* PROBLEM REQUIREMENTS
Pull out every line with the word "February" from the entries below.

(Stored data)
···
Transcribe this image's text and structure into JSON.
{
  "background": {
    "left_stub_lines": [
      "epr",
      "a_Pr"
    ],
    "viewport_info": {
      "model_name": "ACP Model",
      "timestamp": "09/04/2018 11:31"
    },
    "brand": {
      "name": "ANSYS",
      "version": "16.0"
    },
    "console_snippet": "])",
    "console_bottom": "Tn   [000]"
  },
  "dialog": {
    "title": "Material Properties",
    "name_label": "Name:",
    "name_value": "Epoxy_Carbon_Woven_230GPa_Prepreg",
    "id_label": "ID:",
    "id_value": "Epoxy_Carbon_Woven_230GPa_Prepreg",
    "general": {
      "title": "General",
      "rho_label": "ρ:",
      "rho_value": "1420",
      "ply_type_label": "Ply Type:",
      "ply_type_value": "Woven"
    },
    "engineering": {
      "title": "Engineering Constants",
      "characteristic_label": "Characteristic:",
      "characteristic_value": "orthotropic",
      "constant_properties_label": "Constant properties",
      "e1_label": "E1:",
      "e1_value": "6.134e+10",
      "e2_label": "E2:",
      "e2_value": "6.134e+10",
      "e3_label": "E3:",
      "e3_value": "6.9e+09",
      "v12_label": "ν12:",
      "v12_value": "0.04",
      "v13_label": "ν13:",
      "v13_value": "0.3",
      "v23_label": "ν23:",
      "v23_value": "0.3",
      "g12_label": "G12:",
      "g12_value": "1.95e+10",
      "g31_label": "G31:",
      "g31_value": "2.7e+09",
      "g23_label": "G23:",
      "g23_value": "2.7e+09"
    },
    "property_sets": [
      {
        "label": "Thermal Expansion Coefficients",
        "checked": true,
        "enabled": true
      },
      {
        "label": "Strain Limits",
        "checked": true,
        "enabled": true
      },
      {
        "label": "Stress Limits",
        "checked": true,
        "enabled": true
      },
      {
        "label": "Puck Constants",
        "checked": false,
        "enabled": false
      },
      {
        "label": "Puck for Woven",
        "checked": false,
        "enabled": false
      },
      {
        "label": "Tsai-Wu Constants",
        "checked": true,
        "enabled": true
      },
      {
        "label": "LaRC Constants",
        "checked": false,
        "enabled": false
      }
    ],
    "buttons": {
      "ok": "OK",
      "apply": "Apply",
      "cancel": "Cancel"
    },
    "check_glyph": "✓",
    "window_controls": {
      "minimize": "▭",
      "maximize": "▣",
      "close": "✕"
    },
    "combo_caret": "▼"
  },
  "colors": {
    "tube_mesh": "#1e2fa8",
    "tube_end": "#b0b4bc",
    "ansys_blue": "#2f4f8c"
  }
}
···
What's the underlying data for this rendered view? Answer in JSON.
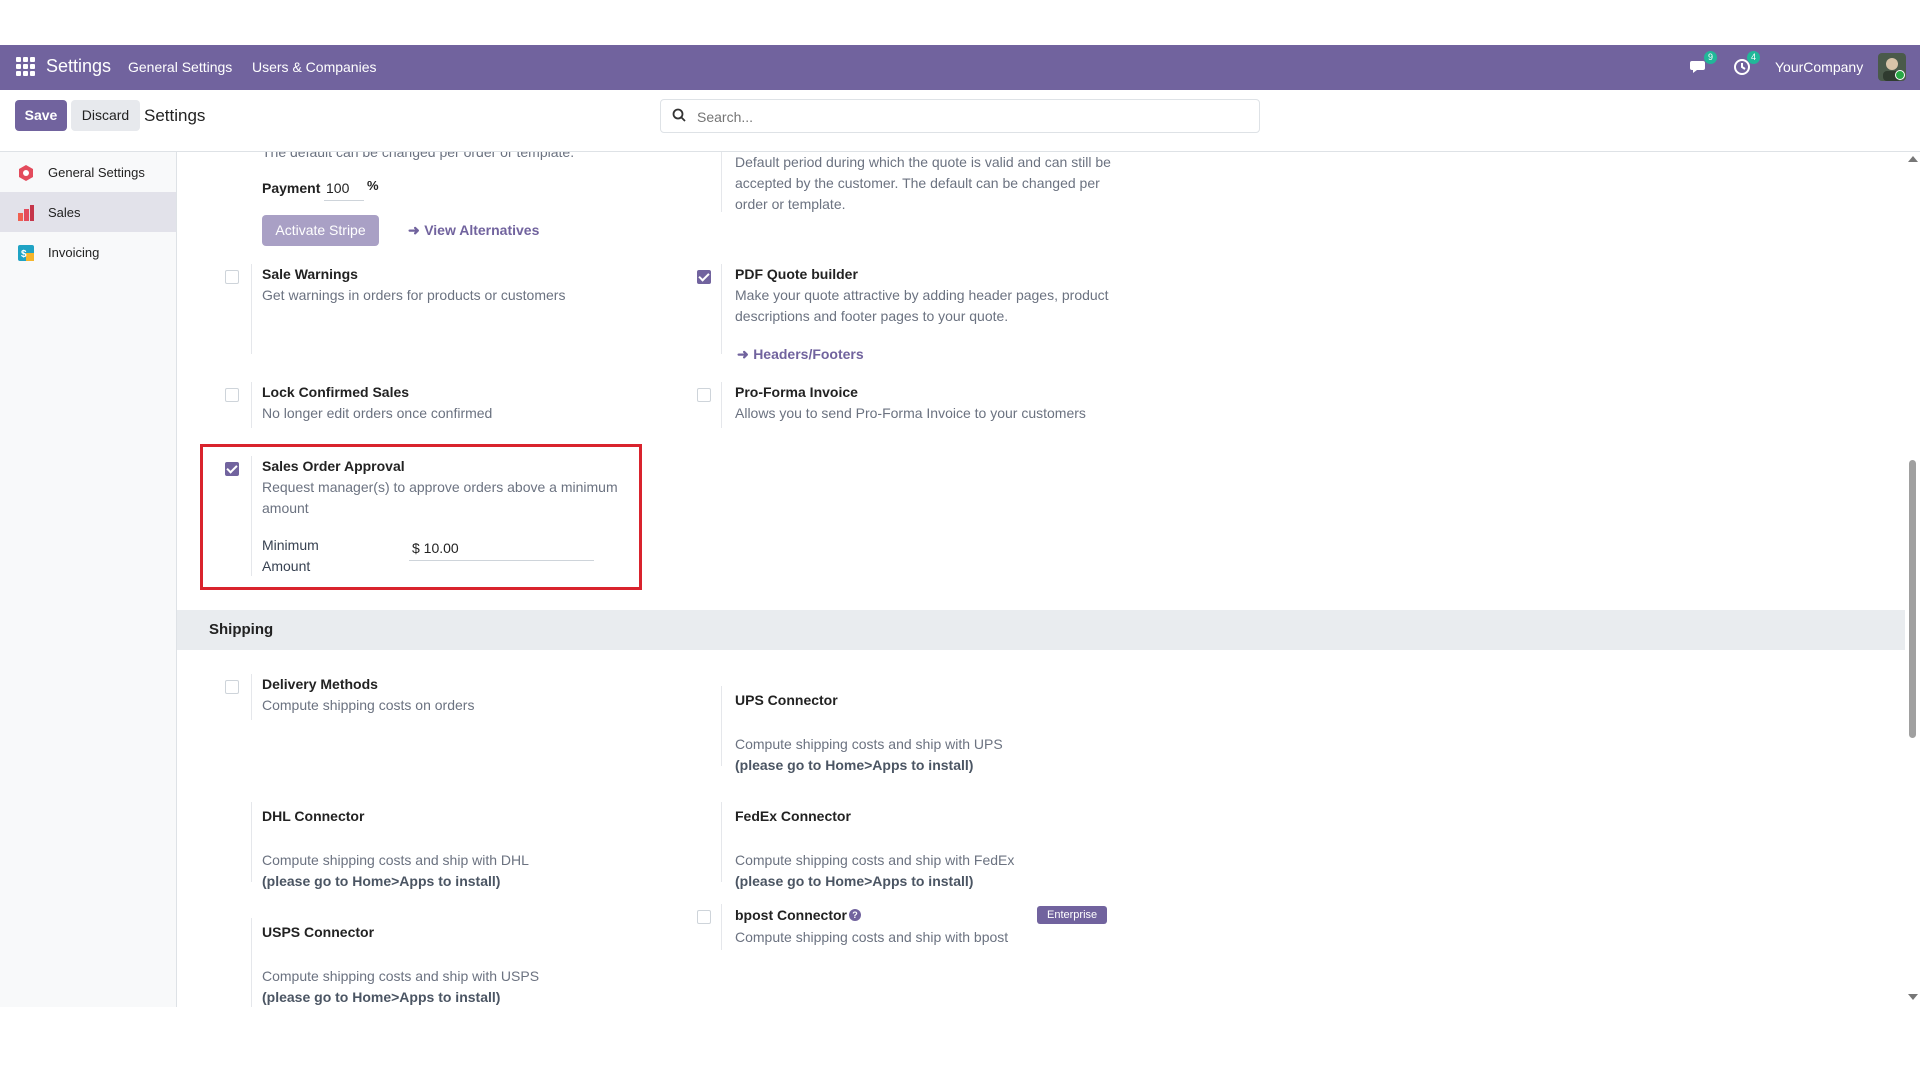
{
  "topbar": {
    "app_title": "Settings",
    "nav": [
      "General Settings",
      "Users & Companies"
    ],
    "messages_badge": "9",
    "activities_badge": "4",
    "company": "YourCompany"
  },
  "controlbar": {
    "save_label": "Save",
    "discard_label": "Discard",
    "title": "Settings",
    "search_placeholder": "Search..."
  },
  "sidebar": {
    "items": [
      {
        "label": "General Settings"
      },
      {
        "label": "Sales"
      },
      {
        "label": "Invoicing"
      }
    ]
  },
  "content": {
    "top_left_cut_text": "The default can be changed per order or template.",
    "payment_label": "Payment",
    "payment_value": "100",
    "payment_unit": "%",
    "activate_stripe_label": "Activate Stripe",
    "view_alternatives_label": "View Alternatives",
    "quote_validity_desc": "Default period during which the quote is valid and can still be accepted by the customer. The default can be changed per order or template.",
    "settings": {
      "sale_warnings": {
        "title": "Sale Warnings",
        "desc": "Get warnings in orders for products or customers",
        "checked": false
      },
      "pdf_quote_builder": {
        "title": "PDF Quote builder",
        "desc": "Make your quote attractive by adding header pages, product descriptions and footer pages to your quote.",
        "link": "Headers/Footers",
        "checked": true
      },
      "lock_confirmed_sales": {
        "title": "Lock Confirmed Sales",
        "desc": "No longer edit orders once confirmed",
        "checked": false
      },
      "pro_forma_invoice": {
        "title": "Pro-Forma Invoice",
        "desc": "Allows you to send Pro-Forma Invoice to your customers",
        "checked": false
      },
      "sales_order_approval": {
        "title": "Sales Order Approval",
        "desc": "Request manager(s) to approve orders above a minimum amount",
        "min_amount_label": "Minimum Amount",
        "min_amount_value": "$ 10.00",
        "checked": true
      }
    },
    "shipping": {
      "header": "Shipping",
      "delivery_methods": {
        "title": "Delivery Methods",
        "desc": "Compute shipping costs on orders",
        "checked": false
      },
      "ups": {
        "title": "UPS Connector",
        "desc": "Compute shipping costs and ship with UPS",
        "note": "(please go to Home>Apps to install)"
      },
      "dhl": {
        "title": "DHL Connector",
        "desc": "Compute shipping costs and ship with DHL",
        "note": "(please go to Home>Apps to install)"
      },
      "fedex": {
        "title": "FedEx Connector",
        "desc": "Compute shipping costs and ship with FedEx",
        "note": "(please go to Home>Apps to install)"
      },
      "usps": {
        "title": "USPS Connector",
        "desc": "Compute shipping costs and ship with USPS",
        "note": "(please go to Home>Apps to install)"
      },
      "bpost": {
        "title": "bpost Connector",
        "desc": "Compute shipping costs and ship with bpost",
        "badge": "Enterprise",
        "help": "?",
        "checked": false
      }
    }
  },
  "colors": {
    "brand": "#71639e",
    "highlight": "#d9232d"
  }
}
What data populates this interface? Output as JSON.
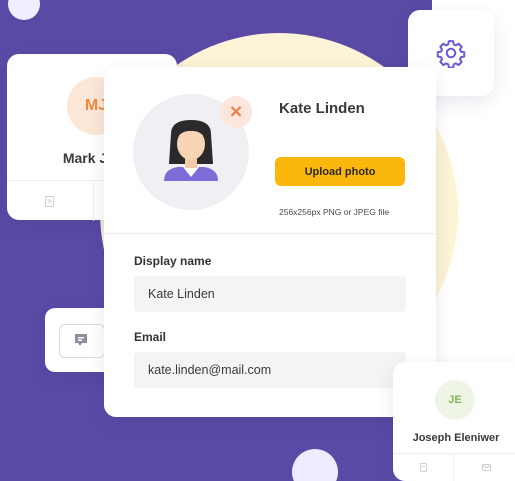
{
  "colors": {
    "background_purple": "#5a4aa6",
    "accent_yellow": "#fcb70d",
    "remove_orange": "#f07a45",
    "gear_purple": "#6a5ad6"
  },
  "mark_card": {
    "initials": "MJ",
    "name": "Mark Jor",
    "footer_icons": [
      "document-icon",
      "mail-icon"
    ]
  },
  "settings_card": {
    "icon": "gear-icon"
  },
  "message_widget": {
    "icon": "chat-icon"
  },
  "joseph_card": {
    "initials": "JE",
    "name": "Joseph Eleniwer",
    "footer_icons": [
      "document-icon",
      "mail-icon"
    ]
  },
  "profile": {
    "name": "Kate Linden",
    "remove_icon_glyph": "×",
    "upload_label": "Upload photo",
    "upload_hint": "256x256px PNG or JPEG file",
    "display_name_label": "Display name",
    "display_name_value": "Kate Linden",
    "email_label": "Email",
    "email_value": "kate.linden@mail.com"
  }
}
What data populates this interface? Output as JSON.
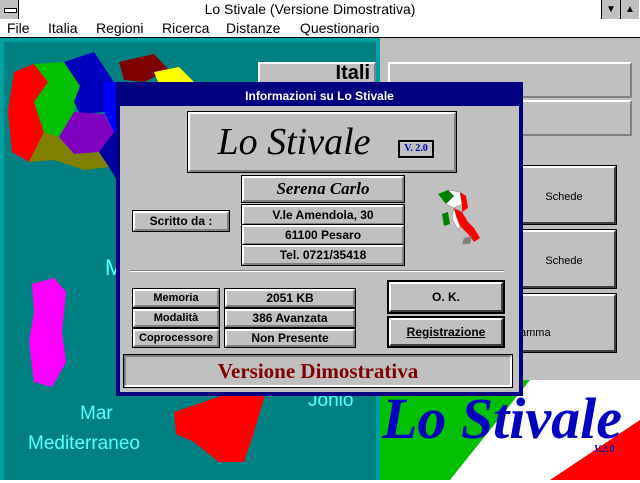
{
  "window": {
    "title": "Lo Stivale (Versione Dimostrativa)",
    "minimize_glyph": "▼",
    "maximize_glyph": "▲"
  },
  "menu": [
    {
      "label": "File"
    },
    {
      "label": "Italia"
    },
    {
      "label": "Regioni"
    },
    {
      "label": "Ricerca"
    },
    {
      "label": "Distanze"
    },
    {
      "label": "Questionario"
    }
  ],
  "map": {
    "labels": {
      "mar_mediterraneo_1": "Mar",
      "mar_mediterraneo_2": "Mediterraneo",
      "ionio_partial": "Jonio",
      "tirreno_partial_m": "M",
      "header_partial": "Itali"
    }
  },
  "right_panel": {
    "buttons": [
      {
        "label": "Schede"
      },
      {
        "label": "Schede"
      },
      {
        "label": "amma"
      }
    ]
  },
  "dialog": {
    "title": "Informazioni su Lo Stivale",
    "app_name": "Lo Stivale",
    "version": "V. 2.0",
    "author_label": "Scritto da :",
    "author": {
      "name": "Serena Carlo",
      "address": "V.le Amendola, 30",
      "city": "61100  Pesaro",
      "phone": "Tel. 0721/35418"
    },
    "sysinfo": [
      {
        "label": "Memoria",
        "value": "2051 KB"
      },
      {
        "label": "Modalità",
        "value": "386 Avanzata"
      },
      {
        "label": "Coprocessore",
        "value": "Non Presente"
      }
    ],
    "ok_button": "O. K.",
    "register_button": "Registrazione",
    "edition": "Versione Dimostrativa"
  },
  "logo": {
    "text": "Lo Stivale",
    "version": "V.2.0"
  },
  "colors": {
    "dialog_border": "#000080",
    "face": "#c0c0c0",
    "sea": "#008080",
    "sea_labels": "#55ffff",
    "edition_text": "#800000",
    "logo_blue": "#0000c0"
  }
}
···
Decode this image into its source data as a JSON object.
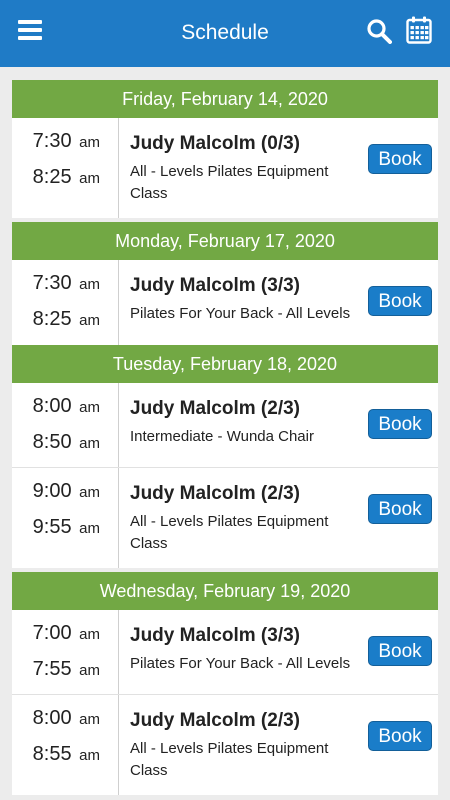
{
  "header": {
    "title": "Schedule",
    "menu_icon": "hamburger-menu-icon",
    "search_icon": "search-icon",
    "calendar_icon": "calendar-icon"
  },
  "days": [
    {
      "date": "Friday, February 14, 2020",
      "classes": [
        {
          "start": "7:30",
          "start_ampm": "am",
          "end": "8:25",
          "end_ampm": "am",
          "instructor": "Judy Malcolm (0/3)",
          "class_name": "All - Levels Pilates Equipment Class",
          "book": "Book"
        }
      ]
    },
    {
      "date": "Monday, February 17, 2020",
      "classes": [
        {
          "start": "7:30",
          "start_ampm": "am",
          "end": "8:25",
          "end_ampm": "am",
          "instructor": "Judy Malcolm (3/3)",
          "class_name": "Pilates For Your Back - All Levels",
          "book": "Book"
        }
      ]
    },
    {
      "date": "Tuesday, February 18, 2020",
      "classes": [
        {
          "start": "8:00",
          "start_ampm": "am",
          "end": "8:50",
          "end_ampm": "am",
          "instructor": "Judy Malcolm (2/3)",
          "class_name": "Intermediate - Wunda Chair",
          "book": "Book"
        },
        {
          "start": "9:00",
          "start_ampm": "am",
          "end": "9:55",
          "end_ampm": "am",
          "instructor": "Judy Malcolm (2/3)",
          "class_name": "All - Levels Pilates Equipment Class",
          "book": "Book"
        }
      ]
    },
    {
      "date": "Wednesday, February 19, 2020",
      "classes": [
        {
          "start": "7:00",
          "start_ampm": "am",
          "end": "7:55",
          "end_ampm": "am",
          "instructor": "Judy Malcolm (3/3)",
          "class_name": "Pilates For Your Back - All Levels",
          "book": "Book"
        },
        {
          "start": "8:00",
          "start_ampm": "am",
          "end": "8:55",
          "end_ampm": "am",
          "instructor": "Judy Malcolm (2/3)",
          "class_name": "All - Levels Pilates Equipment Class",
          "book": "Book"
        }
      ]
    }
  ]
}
···
* REPLY TO THE EXERCISE
      "date": "Friday, February 14, 2020",
      "date": "Monday, February 17, 2020",
      "date": "Tuesday, February 18, 2020",
      "date": "Wednesday, February 19, 2020",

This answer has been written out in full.